§ EXERCISE MATERIALS:

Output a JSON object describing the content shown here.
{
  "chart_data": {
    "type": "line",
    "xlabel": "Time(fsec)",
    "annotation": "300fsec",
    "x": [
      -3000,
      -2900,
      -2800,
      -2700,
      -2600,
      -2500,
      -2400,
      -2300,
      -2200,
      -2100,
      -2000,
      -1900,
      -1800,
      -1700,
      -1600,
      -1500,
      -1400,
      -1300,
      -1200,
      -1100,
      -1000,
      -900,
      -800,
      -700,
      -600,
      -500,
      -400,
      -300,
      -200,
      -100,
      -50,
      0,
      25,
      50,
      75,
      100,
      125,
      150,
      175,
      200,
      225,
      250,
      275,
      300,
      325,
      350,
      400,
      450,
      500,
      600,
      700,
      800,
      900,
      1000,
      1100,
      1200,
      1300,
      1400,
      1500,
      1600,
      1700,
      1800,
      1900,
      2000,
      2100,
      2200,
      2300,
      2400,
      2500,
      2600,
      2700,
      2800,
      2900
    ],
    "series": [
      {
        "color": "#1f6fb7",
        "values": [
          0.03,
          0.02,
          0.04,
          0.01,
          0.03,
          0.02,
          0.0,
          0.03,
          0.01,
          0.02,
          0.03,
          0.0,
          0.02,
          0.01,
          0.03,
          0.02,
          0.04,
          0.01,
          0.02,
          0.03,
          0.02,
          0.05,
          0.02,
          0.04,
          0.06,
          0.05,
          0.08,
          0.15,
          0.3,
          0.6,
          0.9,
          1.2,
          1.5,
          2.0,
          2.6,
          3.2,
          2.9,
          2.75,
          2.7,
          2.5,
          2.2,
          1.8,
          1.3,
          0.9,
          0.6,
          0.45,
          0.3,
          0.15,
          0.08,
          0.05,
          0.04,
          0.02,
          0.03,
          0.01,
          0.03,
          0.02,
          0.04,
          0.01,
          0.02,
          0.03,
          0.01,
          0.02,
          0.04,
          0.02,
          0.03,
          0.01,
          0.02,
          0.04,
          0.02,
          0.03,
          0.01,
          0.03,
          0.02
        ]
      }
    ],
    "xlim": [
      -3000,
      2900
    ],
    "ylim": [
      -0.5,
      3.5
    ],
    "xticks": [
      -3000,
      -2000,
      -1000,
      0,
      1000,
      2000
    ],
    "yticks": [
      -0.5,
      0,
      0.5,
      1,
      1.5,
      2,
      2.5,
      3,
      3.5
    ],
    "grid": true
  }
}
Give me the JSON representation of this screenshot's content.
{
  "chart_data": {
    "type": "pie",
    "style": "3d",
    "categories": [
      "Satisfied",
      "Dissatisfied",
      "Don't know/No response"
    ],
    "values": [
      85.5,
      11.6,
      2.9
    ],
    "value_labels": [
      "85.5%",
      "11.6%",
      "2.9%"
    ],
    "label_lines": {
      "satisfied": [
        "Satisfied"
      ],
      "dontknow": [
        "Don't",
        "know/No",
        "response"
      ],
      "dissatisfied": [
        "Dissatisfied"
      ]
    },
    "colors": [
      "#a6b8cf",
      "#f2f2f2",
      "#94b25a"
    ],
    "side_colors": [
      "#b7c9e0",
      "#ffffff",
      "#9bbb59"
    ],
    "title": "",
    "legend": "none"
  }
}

§ TASK INSTRUCTIONS: Restate the data above exactly, keeping each word as it stands.

§ THE RESULT:
Output a JSON object describing the content shown here.
{
  "chart_data": {
    "type": "line",
    "xlabel": "Time(fsec)",
    "annotation": "300fsec",
    "x": [
      -3000,
      -2900,
      -2800,
      -2700,
      -2600,
      -2500,
      -2400,
      -2300,
      -2200,
      -2100,
      -2000,
      -1900,
      -1800,
      -1700,
      -1600,
      -1500,
      -1400,
      -1300,
      -1200,
      -1100,
      -1000,
      -900,
      -800,
      -700,
      -600,
      -500,
      -400,
      -300,
      -200,
      -100,
      -50,
      0,
      25,
      50,
      75,
      100,
      125,
      150,
      175,
      200,
      225,
      250,
      275,
      300,
      325,
      350,
      400,
      450,
      500,
      600,
      700,
      800,
      900,
      1000,
      1100,
      1200,
      1300,
      1400,
      1500,
      1600,
      1700,
      1800,
      1900,
      2000,
      2100,
      2200,
      2300,
      2400,
      2500,
      2600,
      2700,
      2800,
      2900
    ],
    "series": [
      {
        "color": "#1f6fb7",
        "values": [
          0.03,
          0.02,
          0.04,
          0.01,
          0.03,
          0.02,
          0.0,
          0.03,
          0.01,
          0.02,
          0.03,
          0.0,
          0.02,
          0.01,
          0.03,
          0.02,
          0.04,
          0.01,
          0.02,
          0.03,
          0.02,
          0.05,
          0.02,
          0.04,
          0.06,
          0.05,
          0.08,
          0.15,
          0.3,
          0.6,
          0.9,
          1.2,
          1.5,
          2.0,
          2.6,
          3.2,
          2.9,
          2.75,
          2.7,
          2.5,
          2.2,
          1.8,
          1.3,
          0.9,
          0.6,
          0.45,
          0.3,
          0.15,
          0.08,
          0.05,
          0.04,
          0.02,
          0.03,
          0.01,
          0.03,
          0.02,
          0.04,
          0.01,
          0.02,
          0.03,
          0.01,
          0.02,
          0.04,
          0.02,
          0.03,
          0.01,
          0.02,
          0.04,
          0.02,
          0.03,
          0.01,
          0.03,
          0.02
        ]
      }
    ],
    "xlim": [
      -3000,
      2900
    ],
    "ylim": [
      -0.5,
      3.5
    ],
    "xticks": [
      -3000,
      -2000,
      -1000,
      0,
      1000,
      2000
    ],
    "yticks": [
      -0.5,
      0,
      0.5,
      1,
      1.5,
      2,
      2.5,
      3,
      3.5
    ],
    "grid": true
  }
}
Give me the JSON representation of this screenshot's content.
{
  "chart_data": {
    "type": "pie",
    "style": "3d",
    "categories": [
      "Satisfied",
      "Dissatisfied",
      "Don't know/No response"
    ],
    "values": [
      85.5,
      11.6,
      2.9
    ],
    "value_labels": [
      "85.5%",
      "11.6%",
      "2.9%"
    ],
    "label_lines": {
      "satisfied": [
        "Satisfied"
      ],
      "dontknow": [
        "Don't",
        "know/No",
        "response"
      ],
      "dissatisfied": [
        "Dissatisfied"
      ]
    },
    "colors": [
      "#a6b8cf",
      "#f2f2f2",
      "#94b25a"
    ],
    "side_colors": [
      "#b7c9e0",
      "#ffffff",
      "#9bbb59"
    ],
    "title": "",
    "legend": "none"
  }
}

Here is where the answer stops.